- **Stored entries**:
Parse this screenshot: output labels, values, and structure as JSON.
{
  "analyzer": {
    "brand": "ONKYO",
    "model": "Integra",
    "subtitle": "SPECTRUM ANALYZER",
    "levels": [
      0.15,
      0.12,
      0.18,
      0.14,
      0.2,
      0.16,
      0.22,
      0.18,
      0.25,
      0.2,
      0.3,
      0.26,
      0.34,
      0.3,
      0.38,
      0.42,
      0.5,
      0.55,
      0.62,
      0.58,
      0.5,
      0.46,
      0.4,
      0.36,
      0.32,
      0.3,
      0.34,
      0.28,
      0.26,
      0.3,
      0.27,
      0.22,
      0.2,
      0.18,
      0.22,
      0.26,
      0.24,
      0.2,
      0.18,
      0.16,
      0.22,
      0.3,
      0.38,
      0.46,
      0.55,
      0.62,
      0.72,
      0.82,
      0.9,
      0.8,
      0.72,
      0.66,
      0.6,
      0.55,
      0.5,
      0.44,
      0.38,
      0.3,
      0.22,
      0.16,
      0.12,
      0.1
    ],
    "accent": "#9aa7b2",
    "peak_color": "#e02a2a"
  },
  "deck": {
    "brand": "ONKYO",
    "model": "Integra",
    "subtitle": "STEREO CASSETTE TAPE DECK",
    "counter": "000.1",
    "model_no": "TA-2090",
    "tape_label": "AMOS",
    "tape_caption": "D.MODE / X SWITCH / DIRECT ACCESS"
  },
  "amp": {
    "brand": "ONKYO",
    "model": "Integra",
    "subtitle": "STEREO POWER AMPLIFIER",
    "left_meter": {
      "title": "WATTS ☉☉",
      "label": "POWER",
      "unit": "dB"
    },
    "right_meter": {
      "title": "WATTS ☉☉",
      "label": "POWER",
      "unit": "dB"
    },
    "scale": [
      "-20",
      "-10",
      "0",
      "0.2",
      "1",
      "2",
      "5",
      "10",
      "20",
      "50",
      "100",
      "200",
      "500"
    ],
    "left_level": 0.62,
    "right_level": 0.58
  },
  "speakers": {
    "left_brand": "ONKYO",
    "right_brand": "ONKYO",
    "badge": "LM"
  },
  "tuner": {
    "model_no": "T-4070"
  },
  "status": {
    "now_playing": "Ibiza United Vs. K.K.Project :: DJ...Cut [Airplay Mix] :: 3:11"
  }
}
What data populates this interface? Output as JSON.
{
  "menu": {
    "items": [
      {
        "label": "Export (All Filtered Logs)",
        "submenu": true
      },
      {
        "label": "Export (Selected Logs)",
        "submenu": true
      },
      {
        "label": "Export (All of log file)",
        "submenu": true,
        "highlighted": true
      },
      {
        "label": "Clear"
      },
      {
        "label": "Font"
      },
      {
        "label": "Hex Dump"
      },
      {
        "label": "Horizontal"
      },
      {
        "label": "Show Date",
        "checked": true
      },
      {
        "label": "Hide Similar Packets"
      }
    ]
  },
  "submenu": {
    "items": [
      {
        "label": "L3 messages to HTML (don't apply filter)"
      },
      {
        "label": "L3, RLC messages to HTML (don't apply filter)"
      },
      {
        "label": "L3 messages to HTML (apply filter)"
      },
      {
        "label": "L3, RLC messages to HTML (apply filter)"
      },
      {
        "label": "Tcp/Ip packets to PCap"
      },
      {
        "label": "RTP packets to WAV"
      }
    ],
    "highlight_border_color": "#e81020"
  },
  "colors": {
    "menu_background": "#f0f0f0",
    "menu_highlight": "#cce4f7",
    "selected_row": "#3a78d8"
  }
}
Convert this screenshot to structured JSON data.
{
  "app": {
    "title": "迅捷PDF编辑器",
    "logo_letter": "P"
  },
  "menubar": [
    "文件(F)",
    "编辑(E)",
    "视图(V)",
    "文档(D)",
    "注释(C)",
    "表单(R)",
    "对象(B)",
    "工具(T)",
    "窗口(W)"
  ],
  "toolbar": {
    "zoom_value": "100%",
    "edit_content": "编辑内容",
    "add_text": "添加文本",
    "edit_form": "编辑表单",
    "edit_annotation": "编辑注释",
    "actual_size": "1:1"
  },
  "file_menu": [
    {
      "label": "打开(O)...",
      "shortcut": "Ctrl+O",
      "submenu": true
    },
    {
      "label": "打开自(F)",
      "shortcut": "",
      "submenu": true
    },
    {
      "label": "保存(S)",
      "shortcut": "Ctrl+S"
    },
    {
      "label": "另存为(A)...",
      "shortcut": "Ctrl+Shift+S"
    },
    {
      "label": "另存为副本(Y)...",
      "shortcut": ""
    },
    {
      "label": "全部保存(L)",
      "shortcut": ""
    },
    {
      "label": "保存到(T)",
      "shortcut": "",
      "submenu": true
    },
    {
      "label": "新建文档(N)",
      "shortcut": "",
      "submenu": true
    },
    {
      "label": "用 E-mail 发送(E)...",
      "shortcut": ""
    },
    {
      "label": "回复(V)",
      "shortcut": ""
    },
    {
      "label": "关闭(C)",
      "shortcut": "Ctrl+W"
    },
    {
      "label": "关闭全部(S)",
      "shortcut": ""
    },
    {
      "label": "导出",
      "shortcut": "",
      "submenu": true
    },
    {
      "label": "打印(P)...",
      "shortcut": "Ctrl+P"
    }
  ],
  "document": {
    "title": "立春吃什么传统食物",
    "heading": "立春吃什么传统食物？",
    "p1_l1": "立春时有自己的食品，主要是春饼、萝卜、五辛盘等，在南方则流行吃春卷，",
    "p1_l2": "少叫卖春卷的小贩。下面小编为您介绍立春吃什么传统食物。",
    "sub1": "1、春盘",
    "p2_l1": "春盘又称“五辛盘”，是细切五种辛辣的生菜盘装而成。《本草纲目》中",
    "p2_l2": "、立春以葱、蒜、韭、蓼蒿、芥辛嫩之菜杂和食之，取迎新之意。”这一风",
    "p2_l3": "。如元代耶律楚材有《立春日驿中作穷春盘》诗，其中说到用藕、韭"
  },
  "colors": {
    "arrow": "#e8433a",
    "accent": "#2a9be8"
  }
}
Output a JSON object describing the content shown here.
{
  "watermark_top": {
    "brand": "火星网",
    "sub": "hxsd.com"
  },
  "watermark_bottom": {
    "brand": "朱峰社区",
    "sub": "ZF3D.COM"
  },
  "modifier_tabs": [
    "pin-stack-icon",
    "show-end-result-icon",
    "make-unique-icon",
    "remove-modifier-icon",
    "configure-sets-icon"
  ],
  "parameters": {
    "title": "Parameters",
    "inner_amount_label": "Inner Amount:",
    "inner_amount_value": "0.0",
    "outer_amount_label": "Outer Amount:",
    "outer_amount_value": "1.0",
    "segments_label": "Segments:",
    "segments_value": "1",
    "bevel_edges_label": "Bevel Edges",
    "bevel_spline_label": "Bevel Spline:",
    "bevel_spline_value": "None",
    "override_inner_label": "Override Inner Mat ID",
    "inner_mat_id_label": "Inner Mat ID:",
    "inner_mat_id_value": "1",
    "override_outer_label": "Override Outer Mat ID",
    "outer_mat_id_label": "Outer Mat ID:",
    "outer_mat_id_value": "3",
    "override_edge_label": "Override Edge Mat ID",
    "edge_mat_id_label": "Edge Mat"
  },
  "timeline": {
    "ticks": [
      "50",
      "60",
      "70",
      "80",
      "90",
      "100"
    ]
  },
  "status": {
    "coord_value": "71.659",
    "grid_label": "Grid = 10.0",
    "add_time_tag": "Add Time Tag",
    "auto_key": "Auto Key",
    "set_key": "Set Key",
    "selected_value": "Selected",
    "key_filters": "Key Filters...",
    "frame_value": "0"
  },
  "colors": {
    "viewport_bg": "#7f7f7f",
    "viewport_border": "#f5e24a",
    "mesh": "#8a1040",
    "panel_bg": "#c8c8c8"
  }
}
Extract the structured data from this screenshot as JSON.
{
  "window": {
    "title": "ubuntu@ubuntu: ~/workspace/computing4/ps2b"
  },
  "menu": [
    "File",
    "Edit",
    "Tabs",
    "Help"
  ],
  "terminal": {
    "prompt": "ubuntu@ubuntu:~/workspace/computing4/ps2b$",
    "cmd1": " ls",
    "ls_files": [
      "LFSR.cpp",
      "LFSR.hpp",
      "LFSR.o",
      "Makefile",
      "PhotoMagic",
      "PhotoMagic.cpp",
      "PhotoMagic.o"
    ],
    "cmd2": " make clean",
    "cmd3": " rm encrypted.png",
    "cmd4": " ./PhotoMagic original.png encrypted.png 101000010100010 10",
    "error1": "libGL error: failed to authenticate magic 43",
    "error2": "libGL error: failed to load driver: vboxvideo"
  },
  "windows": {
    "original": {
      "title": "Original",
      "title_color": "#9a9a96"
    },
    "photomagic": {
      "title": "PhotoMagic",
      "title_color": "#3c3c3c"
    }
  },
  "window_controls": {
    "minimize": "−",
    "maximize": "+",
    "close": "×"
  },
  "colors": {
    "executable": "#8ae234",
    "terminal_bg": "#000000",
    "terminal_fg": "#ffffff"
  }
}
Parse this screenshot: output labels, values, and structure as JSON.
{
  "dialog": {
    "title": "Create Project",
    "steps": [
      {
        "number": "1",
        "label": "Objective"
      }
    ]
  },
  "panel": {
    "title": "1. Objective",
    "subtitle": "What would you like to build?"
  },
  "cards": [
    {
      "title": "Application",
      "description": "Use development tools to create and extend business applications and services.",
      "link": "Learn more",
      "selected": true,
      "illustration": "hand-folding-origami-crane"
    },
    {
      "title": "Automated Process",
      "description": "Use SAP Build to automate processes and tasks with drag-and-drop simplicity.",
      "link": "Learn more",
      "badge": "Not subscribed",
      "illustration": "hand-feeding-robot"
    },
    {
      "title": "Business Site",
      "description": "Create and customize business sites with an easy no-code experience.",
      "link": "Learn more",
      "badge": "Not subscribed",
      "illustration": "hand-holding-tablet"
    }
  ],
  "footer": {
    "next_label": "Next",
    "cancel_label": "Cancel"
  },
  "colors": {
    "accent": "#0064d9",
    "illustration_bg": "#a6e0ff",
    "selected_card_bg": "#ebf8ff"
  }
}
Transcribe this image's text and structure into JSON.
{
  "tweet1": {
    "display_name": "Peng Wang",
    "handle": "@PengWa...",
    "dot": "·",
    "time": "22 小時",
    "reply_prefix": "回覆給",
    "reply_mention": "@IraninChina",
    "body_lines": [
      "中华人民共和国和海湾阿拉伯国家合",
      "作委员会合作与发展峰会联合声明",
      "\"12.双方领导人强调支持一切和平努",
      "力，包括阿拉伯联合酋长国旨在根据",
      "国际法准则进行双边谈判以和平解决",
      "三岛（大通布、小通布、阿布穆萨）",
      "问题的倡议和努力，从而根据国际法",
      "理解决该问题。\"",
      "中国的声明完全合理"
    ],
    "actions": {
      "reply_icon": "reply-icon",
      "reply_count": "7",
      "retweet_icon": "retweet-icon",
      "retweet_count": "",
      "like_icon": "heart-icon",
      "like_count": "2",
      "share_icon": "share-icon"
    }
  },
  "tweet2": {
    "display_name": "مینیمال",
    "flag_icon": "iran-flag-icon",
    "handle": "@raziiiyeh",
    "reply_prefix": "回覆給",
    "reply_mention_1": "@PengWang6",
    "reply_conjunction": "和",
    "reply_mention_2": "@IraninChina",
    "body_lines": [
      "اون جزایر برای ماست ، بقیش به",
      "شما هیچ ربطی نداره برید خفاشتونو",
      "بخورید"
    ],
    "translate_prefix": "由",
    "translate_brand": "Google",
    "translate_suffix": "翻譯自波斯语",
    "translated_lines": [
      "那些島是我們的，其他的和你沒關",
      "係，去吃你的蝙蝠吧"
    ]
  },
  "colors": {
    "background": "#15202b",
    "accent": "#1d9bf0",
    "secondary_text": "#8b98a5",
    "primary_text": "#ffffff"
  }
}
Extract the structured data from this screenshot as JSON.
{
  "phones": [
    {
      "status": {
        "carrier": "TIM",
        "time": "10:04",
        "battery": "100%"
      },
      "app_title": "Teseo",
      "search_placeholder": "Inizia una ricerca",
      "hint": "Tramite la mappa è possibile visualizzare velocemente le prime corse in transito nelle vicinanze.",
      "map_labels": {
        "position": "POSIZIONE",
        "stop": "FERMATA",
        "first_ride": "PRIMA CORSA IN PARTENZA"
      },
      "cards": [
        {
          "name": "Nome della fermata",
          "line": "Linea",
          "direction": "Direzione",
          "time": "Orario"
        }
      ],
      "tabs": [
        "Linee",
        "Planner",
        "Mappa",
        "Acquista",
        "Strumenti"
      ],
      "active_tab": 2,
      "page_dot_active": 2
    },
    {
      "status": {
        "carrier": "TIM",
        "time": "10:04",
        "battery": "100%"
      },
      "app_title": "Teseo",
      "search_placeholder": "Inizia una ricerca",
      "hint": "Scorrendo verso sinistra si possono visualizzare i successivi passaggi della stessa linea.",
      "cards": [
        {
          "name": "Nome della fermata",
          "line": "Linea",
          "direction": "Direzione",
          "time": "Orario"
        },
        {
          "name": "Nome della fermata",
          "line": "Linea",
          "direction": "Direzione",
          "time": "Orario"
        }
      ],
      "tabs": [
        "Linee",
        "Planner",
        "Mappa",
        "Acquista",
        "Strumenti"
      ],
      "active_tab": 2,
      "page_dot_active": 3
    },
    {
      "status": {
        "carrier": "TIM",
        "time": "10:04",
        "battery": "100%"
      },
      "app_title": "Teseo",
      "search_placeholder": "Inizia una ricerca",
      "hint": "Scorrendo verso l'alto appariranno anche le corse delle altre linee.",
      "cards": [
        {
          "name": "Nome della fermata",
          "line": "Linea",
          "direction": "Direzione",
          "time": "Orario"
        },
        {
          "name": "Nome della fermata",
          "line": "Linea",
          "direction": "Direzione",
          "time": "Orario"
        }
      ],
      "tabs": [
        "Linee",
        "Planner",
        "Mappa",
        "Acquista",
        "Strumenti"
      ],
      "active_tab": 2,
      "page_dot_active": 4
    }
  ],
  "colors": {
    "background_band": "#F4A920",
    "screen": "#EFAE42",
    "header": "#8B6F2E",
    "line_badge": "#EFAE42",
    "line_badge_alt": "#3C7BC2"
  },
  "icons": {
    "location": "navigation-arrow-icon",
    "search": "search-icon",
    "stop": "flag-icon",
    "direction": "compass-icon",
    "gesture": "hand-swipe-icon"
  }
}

- **Request**: Lines that hold "JSON" are the ones to copy; find all of them.

- **Answer to the exercise**:
Parse this screenshot: output labels, values, and structure as JSON.
What data populates this interface? Output as JSON.
Convert this screenshot to structured JSON data.
Output a JSON object describing the content shown here.
Extract the structured data from this screenshot as JSON.
Parse this screenshot: output labels, values, and structure as JSON.
Transcribe this image's text and structure into JSON.
Extract the structured data from this screenshot as JSON.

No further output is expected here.